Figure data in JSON
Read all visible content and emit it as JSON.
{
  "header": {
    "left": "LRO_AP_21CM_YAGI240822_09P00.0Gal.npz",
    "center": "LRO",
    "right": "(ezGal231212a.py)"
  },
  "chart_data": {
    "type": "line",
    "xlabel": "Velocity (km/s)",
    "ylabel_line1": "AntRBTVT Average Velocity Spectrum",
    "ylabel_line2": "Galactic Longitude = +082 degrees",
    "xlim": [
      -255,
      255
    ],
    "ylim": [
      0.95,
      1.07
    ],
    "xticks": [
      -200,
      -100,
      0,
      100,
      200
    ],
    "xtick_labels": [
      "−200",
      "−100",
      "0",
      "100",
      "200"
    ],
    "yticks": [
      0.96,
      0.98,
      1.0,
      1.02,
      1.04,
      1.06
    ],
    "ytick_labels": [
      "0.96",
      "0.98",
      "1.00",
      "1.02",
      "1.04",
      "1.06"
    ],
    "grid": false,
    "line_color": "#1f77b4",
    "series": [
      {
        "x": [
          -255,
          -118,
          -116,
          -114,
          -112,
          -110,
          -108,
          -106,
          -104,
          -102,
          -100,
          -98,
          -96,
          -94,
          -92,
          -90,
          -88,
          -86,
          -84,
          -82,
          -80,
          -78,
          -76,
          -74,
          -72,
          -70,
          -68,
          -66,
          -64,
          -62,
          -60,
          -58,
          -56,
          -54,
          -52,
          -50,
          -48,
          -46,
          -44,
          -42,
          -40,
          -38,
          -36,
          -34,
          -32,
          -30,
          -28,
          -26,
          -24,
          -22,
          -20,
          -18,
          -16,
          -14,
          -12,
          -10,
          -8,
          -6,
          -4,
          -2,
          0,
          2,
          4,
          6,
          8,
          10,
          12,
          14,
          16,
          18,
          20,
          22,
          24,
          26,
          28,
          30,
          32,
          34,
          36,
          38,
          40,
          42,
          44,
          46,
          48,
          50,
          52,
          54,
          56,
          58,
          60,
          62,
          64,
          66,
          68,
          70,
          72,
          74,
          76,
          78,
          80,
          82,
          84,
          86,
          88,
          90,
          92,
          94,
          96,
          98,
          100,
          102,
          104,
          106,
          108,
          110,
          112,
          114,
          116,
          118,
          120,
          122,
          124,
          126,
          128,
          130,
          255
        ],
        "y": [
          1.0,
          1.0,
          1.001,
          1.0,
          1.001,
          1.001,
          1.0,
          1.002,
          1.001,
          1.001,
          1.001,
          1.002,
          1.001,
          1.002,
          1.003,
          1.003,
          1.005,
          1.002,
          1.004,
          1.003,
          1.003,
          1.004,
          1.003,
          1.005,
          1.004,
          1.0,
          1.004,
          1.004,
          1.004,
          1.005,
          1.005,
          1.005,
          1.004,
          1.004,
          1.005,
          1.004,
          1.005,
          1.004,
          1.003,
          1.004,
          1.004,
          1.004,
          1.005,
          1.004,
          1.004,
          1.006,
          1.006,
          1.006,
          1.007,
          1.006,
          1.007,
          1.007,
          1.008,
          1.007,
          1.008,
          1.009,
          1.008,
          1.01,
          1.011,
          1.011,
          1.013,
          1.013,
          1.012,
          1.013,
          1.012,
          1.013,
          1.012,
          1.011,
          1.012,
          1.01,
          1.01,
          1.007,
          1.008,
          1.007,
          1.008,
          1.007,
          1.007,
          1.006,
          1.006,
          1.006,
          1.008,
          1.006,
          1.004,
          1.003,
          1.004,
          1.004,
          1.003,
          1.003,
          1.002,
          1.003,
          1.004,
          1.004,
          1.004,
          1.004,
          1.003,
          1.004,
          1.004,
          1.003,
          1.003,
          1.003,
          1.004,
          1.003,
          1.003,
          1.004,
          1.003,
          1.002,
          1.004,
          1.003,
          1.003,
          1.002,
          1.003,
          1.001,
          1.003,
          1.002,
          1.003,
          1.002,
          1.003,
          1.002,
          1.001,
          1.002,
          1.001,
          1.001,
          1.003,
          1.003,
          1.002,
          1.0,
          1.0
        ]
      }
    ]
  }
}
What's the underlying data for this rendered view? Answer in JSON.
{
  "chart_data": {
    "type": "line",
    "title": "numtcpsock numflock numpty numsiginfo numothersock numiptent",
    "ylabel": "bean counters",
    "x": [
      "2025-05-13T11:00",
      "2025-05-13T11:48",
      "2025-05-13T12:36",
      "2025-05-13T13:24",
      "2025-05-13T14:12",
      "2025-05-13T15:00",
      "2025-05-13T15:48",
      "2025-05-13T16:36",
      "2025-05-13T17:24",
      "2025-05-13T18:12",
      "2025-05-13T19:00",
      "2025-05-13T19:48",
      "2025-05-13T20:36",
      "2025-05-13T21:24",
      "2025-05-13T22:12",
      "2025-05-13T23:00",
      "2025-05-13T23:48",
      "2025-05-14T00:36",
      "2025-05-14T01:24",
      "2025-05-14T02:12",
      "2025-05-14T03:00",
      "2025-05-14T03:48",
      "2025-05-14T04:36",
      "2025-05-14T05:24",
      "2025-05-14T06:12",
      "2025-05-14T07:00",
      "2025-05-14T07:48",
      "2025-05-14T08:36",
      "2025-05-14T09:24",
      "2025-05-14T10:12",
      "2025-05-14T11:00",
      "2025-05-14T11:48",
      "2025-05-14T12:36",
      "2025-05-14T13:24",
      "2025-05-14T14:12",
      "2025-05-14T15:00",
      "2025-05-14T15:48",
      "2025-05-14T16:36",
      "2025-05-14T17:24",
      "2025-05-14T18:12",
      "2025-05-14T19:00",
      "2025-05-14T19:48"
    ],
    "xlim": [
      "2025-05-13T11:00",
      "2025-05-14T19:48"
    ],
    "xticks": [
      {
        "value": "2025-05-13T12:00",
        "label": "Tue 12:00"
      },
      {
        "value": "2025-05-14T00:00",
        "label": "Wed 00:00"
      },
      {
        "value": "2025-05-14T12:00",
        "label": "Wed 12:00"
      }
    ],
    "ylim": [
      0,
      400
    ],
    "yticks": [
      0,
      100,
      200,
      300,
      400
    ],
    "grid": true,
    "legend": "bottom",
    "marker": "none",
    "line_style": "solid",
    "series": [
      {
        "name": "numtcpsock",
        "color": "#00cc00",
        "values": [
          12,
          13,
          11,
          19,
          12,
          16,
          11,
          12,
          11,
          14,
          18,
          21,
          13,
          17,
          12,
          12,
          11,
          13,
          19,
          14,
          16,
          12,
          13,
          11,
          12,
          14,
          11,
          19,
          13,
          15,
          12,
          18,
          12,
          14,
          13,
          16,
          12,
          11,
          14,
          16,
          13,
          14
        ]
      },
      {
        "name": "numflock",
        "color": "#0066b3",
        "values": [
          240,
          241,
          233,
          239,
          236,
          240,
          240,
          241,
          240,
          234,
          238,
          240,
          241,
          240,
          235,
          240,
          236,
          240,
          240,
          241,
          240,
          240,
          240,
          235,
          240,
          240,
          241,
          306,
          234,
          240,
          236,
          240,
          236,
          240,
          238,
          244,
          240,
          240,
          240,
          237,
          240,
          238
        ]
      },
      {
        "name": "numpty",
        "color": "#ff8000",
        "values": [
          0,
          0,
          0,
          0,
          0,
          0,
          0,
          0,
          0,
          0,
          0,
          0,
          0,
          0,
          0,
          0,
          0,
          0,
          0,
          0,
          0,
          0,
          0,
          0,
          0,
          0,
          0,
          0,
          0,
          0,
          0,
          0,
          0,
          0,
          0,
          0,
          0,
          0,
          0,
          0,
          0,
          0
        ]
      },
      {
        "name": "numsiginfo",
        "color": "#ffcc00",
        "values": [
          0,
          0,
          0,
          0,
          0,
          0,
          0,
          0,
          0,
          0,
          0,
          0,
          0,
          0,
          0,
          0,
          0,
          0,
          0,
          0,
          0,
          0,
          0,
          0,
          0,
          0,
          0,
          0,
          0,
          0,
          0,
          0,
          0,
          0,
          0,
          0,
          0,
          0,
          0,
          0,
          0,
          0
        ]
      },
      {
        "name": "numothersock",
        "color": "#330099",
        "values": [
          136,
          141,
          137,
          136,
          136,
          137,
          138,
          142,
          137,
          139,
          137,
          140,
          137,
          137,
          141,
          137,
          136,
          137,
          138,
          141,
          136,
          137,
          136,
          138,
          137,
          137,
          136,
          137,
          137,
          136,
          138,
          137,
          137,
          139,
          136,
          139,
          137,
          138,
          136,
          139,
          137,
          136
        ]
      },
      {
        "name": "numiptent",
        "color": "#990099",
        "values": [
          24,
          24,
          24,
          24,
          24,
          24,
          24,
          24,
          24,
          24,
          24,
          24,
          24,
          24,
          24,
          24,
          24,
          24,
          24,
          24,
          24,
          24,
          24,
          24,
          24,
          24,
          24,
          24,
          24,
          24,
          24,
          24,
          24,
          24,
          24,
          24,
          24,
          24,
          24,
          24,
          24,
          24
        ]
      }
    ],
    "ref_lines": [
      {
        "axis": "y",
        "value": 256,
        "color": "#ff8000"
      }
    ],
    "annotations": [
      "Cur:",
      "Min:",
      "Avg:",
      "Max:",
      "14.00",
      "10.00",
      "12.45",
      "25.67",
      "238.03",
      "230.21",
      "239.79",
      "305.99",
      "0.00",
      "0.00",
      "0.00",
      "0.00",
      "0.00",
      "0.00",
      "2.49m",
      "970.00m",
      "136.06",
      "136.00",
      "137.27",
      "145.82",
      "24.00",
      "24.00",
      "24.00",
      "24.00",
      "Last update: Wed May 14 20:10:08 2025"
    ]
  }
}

Task details -
Copy each line above that contains the string "Velocity".

Task result -
    "xlabel": "Velocity (km/s)",
    "ylabel_line1": "AntRBTVT Average Velocity Spectrum",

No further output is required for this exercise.